Description of the task:
Set down, word for word, everything in the passage on macOS login hooks from "Adversaries may use macOS" down to "may be necessary.".

Exercise passage Block Start

Adversaries may use macOS logon scripts automatically executed at logon initialization to establish persistence. macOS allows logon scripts (known as login hooks) to be executed whenever a specific user logs into a system. A login hook tells Mac OS X to execute a certain script when a user logs in, but unlike [Startup Items](https://attack.mitre.org/techniques/T1037/005), a login hook executes as the elevated root user.(Citation: creating login hook)Adversaries may use these login hooks to maintain persistence on a single system.(Citation: S1 macOs Persistence) Access to login hook scripts may allow an adversary to insert additional malicious code. There can only be one login hook at a time though and depending on the access configuration of the hooks, either local credentials or an administrator account may be necessary.

Exercise passage Block End
Extracted data Block Start

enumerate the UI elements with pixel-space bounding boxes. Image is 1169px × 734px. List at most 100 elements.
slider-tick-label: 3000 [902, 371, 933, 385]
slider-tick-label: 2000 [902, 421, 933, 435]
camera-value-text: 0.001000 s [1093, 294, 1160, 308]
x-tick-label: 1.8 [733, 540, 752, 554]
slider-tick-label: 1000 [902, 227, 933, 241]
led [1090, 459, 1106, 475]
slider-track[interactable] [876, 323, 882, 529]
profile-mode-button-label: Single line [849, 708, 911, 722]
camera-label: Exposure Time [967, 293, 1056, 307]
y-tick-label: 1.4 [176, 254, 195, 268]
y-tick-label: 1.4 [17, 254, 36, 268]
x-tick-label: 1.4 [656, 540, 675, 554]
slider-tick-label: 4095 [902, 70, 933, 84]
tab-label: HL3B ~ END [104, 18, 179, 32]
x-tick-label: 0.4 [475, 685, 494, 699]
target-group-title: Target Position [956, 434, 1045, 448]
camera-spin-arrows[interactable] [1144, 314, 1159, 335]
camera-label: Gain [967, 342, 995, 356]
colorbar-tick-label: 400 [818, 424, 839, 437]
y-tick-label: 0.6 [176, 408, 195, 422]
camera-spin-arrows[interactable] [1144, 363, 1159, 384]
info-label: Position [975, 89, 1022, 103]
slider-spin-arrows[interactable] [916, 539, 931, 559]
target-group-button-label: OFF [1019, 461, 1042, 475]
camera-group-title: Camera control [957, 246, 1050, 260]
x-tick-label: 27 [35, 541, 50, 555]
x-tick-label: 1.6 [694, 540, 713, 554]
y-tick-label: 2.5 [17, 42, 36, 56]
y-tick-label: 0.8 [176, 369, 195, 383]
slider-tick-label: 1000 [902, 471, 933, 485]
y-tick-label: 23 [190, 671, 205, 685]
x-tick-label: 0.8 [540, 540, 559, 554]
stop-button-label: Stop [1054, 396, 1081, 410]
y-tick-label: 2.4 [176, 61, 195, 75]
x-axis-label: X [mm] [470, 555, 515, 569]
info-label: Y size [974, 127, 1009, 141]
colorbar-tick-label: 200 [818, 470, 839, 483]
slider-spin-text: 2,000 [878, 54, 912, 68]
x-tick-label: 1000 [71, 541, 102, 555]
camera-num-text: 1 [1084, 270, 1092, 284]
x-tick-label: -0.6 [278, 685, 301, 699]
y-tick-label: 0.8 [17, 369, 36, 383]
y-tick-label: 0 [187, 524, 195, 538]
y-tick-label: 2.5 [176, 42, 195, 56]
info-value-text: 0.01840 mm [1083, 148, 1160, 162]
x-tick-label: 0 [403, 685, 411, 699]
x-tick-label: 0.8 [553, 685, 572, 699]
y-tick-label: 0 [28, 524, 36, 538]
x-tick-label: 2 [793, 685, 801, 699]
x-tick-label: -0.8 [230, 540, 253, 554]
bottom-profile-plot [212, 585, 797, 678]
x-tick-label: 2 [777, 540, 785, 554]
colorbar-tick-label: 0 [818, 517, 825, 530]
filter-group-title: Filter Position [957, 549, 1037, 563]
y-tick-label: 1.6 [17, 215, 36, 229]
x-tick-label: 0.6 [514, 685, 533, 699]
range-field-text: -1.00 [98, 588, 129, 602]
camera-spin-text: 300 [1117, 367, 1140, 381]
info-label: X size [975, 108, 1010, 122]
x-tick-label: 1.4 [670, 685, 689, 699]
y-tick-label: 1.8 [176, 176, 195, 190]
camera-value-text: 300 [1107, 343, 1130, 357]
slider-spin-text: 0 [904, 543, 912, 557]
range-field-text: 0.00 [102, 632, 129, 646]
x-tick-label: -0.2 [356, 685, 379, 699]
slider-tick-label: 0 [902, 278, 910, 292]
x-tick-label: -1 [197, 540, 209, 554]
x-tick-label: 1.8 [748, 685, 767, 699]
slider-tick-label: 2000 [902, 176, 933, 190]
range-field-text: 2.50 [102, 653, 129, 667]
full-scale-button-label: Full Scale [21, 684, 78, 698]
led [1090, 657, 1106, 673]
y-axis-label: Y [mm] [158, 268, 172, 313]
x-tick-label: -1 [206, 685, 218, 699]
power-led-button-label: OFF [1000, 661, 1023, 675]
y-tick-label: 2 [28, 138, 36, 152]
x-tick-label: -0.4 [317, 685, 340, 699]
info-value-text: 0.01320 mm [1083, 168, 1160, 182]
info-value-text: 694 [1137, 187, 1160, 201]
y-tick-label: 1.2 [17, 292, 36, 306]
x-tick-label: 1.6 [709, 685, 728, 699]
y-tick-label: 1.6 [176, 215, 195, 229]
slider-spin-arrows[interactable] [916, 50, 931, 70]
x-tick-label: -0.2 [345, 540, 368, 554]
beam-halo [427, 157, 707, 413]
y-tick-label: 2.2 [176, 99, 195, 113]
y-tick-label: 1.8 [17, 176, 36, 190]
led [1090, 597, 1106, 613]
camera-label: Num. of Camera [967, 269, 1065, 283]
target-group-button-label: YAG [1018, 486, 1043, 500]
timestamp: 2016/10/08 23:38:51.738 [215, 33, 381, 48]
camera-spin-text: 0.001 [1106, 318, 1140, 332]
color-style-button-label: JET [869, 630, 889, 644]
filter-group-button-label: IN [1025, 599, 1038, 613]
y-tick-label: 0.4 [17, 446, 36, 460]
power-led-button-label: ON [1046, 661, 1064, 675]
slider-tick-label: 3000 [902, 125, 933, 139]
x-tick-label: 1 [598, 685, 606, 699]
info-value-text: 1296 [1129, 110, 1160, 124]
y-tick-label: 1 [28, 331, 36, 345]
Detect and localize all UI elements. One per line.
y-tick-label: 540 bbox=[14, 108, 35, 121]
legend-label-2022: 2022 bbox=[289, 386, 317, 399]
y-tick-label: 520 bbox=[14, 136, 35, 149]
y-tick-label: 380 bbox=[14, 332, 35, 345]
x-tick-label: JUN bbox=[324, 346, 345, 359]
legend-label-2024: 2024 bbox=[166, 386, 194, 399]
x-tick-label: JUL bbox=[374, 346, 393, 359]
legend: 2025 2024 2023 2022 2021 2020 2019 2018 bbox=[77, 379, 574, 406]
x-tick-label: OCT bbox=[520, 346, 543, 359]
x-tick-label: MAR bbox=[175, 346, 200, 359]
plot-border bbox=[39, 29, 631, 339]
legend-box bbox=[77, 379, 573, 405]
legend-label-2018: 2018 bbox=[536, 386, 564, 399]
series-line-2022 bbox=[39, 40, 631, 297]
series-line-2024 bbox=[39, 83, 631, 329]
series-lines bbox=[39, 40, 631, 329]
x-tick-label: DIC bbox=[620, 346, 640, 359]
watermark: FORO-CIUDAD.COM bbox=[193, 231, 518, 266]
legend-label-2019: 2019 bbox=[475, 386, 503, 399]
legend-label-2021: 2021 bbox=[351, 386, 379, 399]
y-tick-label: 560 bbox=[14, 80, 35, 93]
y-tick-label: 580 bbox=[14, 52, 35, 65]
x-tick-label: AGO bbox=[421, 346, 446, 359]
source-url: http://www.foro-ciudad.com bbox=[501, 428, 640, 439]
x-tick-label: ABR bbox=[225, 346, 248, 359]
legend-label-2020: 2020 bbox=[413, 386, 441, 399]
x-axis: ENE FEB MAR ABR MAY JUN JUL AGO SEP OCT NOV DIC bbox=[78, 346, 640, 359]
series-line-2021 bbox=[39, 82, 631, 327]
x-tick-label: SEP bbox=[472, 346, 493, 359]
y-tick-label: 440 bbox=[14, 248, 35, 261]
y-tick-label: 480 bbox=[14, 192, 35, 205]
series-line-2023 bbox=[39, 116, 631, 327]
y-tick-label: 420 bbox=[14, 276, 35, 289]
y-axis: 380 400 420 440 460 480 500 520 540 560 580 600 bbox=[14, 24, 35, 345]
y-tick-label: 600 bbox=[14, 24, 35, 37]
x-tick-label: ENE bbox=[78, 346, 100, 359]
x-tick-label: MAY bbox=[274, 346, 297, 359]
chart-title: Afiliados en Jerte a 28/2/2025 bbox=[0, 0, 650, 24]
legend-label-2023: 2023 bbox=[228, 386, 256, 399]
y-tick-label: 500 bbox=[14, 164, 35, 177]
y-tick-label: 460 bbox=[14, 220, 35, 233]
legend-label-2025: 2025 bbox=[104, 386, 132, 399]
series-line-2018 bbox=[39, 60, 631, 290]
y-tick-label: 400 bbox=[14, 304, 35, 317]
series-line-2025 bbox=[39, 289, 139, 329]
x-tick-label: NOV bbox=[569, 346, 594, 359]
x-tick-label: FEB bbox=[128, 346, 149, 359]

Extracted data Block End

The answer:
Adversaries may use macOS logon scripts automatically executed at logon initialization to establish persistence. macOS allows logon scripts (known as login hooks) to be executed whenever a specific user logs into a system. A login hook tells Mac OS X to execute a certain script when a user logs in, but unlike [Startup Items](https://attack.mitre.org/techniques/T1037/005), a login hook executes as the elevated root user.(Citation: creating login hook)Adversaries may use these login hooks to maintain persistence on a single system.(Citation: S1 macOs Persistence) Access to login hook scripts may allow an adversary to insert additional malicious code. There can only be one login hook at a time though and depending on the access configuration of the hooks, either local credentials or an administrator account may be necessary.